- _Required task_:
Find the string "from" in the listing and report every line that has it.

- _Information provided_:
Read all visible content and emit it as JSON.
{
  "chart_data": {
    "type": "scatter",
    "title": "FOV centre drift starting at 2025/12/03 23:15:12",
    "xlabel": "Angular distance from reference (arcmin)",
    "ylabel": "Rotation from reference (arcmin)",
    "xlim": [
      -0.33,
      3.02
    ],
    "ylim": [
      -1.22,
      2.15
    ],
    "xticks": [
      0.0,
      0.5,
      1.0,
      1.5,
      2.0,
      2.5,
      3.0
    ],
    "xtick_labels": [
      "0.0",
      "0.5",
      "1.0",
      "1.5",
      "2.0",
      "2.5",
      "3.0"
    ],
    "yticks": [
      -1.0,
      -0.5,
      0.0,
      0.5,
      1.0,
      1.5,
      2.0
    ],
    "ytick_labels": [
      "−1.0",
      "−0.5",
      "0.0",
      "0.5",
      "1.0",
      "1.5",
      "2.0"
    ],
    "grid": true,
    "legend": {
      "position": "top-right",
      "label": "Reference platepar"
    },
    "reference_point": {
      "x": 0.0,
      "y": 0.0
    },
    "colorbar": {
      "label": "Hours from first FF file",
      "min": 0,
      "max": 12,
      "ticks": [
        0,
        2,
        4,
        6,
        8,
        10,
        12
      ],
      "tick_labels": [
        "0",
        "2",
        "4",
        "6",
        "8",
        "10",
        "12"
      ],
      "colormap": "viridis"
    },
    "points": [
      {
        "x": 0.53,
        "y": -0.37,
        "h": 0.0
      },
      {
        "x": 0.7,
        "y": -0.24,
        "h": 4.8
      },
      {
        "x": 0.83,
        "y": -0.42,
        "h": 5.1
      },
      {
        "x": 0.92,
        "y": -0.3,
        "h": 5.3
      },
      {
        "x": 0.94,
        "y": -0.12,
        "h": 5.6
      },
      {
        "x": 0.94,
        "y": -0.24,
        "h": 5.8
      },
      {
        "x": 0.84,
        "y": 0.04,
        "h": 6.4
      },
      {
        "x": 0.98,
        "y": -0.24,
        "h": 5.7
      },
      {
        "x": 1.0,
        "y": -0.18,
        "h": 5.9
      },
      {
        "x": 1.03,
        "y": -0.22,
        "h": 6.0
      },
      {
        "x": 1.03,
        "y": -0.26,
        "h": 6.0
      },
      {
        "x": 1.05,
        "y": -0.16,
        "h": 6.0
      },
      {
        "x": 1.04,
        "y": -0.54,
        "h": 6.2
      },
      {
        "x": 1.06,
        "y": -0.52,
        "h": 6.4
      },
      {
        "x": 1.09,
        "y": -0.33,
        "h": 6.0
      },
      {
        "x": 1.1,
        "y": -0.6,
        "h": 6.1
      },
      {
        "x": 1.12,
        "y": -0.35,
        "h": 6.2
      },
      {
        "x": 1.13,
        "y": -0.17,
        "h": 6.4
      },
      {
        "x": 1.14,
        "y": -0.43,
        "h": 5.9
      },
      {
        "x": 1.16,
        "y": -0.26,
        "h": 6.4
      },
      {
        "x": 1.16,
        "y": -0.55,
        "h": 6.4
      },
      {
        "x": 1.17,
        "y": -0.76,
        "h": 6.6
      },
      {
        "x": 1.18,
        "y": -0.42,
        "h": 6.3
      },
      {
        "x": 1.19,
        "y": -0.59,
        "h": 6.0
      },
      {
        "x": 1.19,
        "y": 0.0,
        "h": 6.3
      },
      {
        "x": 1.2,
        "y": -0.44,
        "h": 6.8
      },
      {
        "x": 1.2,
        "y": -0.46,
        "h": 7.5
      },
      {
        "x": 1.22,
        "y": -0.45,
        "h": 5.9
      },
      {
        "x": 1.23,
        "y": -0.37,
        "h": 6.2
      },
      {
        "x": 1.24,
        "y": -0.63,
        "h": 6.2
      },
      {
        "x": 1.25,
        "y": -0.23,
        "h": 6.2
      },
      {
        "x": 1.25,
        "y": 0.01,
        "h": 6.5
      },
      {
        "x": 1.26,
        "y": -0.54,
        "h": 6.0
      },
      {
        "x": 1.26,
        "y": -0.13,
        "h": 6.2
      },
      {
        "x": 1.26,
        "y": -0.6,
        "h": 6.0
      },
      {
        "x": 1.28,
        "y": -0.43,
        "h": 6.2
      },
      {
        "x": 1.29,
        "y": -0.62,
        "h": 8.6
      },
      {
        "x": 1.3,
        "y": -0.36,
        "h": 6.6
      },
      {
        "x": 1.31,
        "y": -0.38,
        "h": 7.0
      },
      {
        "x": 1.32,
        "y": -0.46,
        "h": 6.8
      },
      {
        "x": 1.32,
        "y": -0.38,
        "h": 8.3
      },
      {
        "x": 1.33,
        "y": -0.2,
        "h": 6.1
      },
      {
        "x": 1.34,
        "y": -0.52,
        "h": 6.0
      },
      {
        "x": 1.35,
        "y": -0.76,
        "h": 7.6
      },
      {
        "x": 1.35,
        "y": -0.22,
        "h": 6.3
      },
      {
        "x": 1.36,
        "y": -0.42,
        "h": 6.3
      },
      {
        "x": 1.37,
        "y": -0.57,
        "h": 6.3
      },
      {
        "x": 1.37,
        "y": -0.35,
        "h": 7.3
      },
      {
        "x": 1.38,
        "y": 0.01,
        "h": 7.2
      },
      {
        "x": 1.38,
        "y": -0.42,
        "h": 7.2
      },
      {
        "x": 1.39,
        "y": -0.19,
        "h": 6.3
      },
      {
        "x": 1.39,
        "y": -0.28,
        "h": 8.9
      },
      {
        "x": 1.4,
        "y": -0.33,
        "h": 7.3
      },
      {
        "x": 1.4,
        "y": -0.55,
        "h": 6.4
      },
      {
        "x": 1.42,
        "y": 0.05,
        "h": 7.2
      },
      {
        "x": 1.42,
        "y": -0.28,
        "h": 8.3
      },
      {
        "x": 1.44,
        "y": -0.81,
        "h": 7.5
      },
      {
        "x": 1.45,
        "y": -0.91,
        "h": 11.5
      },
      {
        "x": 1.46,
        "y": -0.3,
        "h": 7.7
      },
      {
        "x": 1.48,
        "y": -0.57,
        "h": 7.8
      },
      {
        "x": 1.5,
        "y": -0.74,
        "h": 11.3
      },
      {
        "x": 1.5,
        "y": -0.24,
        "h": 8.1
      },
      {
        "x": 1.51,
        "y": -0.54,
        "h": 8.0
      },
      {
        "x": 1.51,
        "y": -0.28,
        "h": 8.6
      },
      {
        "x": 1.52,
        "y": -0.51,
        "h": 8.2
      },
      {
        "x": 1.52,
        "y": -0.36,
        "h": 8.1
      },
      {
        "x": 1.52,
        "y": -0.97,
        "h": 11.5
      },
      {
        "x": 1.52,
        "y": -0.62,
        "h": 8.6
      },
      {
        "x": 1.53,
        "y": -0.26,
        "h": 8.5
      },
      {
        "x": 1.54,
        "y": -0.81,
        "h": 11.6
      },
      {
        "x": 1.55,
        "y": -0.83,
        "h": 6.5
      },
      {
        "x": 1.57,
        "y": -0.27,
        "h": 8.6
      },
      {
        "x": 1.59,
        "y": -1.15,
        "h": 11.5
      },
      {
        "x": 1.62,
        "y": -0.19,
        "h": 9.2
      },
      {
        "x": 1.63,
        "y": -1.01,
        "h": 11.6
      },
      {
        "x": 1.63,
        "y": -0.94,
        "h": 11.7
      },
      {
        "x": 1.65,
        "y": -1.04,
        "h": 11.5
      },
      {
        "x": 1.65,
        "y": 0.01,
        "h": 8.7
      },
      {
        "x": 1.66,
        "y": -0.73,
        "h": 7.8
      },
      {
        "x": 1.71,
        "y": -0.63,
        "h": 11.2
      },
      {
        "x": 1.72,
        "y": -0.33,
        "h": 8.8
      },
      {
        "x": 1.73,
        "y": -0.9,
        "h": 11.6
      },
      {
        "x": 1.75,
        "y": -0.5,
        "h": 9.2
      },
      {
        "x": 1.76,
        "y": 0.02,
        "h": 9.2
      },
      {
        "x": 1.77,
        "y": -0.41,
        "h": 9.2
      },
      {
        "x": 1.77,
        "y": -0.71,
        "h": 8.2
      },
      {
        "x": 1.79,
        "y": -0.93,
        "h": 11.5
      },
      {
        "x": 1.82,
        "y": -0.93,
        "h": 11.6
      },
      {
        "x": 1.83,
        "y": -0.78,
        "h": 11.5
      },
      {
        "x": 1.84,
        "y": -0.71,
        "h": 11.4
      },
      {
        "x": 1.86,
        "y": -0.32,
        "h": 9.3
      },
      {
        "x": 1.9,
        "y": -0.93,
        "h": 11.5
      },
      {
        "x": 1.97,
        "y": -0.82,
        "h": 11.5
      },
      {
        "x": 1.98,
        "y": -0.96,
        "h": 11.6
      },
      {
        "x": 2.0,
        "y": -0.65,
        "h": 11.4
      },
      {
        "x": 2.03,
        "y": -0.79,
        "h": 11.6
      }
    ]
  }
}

- _Written solution_:
    "xlabel": "Angular distance from reference (arcmin)",
    "ylabel": "Rotation from reference (arcmin)",
      "label": "Hours from first FF file",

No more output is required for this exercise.